*** Opening of INFORMATION PROVIDED ***
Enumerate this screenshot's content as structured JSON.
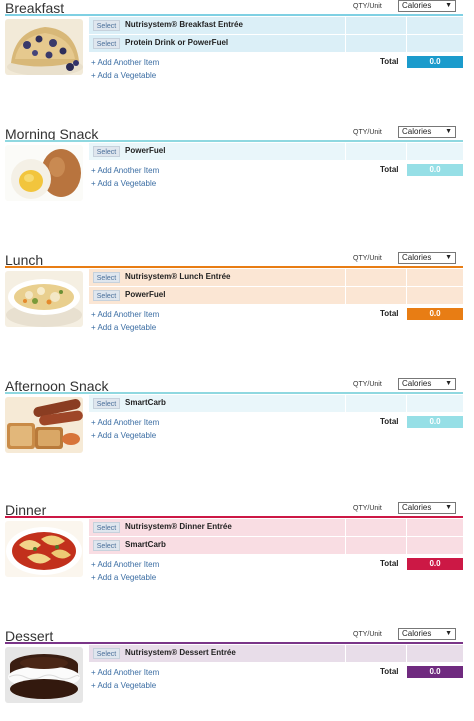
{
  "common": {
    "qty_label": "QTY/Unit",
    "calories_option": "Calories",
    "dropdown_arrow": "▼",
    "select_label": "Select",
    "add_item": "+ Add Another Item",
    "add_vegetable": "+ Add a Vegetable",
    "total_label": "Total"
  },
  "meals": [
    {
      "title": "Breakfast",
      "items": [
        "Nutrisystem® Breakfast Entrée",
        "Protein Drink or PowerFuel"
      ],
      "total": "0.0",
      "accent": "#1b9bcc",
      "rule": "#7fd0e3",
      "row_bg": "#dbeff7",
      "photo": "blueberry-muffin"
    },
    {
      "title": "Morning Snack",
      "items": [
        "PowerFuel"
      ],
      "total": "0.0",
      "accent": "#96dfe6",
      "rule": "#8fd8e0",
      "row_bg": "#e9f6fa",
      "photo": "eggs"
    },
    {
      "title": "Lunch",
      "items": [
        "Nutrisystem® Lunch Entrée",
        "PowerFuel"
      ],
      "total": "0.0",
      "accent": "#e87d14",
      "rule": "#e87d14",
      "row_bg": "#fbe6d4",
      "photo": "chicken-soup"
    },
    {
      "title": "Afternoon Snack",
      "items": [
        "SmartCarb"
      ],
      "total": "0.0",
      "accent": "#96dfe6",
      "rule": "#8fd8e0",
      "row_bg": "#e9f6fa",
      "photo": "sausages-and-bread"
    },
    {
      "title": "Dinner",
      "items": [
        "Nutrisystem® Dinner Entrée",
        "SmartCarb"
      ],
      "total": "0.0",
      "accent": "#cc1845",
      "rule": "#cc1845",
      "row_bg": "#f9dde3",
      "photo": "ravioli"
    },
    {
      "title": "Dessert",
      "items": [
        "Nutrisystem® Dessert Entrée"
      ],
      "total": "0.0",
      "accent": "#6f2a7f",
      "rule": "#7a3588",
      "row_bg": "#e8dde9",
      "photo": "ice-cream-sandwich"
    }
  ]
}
*** Close of INFORMATION PROVIDED ***
### WORK ORDER
Give the data above again in full and unchanged, skipping the pictures.

### ANSWER AREA
Enumerate this screenshot's content as structured JSON.
{
  "common": {
    "qty_label": "QTY/Unit",
    "calories_option": "Calories",
    "dropdown_arrow": "▼",
    "select_label": "Select",
    "add_item": "+ Add Another Item",
    "add_vegetable": "+ Add a Vegetable",
    "total_label": "Total"
  },
  "meals": [
    {
      "title": "Breakfast",
      "items": [
        "Nutrisystem® Breakfast Entrée",
        "Protein Drink or PowerFuel"
      ],
      "total": "0.0",
      "accent": "#1b9bcc",
      "rule": "#7fd0e3",
      "row_bg": "#dbeff7",
      "photo": "blueberry-muffin"
    },
    {
      "title": "Morning Snack",
      "items": [
        "PowerFuel"
      ],
      "total": "0.0",
      "accent": "#96dfe6",
      "rule": "#8fd8e0",
      "row_bg": "#e9f6fa",
      "photo": "eggs"
    },
    {
      "title": "Lunch",
      "items": [
        "Nutrisystem® Lunch Entrée",
        "PowerFuel"
      ],
      "total": "0.0",
      "accent": "#e87d14",
      "rule": "#e87d14",
      "row_bg": "#fbe6d4",
      "photo": "chicken-soup"
    },
    {
      "title": "Afternoon Snack",
      "items": [
        "SmartCarb"
      ],
      "total": "0.0",
      "accent": "#96dfe6",
      "rule": "#8fd8e0",
      "row_bg": "#e9f6fa",
      "photo": "sausages-and-bread"
    },
    {
      "title": "Dinner",
      "items": [
        "Nutrisystem® Dinner Entrée",
        "SmartCarb"
      ],
      "total": "0.0",
      "accent": "#cc1845",
      "rule": "#cc1845",
      "row_bg": "#f9dde3",
      "photo": "ravioli"
    },
    {
      "title": "Dessert",
      "items": [
        "Nutrisystem® Dessert Entrée"
      ],
      "total": "0.0",
      "accent": "#6f2a7f",
      "rule": "#7a3588",
      "row_bg": "#e8dde9",
      "photo": "ice-cream-sandwich"
    }
  ]
}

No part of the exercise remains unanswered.